Problem requirements | Please state how many lines of the records below contain the word "Realty". Give the number and nothing else.
(Beginning of Record excerpts)
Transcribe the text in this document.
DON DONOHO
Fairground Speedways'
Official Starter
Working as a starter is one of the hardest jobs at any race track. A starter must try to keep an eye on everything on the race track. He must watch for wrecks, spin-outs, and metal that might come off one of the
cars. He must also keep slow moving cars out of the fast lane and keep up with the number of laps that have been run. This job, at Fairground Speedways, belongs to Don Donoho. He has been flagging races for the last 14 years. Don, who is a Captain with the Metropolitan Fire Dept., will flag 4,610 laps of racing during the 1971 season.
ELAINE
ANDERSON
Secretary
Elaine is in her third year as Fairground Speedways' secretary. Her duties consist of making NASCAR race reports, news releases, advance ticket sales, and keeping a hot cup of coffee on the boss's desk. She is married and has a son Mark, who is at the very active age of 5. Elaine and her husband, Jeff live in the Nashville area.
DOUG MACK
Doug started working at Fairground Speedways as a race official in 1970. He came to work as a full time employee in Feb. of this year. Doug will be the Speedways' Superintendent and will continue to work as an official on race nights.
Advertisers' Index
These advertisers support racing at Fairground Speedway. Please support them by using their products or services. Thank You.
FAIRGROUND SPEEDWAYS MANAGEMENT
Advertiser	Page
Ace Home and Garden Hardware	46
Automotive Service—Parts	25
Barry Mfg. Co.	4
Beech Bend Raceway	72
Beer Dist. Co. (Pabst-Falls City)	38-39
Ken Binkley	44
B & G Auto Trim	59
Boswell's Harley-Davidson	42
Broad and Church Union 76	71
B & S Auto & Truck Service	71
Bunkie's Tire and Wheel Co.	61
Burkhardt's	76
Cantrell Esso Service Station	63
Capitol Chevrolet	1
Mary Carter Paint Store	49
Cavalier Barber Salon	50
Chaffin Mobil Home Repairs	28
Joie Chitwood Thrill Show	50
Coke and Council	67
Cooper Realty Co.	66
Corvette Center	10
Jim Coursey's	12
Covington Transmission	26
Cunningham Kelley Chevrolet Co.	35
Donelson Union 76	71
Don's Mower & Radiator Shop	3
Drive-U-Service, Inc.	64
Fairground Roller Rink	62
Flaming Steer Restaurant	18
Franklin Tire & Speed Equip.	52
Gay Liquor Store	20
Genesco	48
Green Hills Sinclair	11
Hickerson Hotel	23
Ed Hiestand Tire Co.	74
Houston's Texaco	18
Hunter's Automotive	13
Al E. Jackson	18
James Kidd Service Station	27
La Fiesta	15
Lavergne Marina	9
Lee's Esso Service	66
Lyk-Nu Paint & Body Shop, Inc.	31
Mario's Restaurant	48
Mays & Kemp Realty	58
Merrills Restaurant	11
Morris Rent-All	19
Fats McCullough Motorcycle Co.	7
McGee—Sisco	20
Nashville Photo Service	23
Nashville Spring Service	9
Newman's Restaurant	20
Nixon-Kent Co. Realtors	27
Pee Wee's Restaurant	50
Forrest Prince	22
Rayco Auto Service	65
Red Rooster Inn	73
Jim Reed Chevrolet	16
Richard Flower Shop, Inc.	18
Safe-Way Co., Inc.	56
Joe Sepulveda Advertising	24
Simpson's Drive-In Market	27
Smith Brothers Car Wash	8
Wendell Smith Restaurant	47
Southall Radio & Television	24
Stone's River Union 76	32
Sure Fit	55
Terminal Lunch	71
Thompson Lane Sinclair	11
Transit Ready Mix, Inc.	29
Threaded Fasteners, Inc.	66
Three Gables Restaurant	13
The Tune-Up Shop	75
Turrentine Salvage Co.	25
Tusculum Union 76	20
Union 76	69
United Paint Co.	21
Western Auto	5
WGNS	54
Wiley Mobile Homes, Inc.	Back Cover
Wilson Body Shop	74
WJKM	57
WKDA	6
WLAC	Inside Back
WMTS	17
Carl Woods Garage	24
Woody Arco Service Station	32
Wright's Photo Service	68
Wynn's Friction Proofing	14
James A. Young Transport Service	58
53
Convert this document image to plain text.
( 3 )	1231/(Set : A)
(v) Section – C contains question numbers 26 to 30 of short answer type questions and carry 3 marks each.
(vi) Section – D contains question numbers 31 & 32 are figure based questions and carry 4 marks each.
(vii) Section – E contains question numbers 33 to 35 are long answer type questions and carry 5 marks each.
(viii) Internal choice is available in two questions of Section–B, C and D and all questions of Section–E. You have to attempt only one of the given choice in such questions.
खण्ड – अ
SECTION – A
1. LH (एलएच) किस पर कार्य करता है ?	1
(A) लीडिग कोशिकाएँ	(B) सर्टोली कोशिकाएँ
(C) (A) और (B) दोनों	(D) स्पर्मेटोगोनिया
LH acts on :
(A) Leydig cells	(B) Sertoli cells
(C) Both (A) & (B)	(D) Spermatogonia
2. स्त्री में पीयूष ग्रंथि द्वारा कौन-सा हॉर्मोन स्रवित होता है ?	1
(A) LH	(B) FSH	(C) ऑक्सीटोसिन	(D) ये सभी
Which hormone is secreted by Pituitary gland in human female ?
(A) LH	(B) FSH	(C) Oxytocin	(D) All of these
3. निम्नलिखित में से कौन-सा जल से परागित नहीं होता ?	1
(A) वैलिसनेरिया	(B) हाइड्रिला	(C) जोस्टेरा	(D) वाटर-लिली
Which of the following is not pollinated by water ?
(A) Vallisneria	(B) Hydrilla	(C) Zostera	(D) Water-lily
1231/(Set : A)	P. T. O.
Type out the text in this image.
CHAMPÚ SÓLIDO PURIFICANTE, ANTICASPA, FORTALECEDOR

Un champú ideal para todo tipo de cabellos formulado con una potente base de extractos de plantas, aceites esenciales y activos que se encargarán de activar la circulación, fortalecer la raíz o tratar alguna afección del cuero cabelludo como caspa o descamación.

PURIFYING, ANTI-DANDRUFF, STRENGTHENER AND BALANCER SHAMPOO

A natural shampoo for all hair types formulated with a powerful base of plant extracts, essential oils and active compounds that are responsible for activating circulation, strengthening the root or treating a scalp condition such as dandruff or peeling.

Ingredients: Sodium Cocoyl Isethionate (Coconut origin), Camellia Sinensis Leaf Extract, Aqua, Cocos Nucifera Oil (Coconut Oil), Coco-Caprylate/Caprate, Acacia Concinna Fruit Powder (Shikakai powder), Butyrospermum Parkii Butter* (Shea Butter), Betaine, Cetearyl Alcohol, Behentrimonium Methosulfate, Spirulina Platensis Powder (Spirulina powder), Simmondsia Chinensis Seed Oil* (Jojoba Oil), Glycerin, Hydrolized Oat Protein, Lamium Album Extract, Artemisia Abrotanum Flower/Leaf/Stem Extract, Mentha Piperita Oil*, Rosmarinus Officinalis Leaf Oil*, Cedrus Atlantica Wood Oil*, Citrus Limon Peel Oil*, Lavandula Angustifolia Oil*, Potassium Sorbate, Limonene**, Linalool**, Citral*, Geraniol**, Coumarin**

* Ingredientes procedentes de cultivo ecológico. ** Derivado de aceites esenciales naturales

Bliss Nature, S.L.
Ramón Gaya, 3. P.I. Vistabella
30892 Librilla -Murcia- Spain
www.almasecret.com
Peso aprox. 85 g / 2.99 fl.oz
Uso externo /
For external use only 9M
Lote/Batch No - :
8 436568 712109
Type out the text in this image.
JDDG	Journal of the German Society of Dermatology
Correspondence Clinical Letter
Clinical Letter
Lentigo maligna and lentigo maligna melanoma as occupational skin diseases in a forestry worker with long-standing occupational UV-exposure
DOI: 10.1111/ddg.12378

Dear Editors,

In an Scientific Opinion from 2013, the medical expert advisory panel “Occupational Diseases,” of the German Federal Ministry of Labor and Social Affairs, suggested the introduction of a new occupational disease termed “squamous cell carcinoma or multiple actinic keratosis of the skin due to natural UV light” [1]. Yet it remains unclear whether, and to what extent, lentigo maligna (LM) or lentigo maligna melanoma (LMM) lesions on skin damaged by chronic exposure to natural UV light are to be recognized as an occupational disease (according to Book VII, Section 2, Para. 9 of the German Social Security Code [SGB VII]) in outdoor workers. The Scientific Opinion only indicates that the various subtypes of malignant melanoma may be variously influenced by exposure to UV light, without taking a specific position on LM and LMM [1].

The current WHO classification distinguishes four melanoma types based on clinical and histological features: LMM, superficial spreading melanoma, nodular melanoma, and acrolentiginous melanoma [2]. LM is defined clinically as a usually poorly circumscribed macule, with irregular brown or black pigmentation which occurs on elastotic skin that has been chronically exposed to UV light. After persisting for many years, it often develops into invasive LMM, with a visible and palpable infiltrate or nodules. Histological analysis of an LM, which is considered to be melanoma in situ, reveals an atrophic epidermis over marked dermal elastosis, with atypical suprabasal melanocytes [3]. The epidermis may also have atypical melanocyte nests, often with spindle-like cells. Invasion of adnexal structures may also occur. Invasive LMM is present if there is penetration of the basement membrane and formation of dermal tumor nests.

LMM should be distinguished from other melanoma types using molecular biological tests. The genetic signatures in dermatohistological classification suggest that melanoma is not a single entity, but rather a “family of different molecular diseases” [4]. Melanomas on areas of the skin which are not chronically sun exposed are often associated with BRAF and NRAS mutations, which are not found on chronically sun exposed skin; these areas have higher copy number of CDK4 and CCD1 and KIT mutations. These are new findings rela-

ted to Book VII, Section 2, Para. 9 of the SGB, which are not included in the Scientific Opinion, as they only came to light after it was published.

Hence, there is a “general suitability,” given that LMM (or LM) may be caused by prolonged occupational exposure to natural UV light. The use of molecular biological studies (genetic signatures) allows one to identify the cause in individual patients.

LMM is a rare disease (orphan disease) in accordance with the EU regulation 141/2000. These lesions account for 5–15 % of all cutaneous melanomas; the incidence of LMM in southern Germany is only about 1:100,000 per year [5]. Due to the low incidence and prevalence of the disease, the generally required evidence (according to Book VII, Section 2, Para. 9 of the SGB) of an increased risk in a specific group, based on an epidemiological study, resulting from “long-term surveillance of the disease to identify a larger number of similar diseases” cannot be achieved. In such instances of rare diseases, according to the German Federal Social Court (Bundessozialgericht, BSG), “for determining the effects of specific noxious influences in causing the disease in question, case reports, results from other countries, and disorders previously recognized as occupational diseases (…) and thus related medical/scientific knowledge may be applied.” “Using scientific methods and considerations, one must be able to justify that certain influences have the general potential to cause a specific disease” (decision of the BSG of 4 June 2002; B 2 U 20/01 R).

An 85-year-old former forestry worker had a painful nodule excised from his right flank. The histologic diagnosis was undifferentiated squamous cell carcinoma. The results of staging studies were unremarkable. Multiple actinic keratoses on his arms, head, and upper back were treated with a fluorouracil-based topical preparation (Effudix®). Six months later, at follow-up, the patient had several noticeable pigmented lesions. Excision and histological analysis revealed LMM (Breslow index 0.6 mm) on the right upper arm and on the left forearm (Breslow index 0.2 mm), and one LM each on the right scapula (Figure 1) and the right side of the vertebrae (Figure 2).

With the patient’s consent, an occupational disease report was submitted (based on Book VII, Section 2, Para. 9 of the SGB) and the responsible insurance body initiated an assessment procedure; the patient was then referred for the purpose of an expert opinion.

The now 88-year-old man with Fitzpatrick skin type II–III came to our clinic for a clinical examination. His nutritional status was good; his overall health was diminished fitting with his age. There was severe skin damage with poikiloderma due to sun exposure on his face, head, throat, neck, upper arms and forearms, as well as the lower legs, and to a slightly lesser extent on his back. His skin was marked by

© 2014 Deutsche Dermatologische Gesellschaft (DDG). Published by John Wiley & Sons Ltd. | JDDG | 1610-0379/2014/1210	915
(End of Record excerpts)
Solution | 2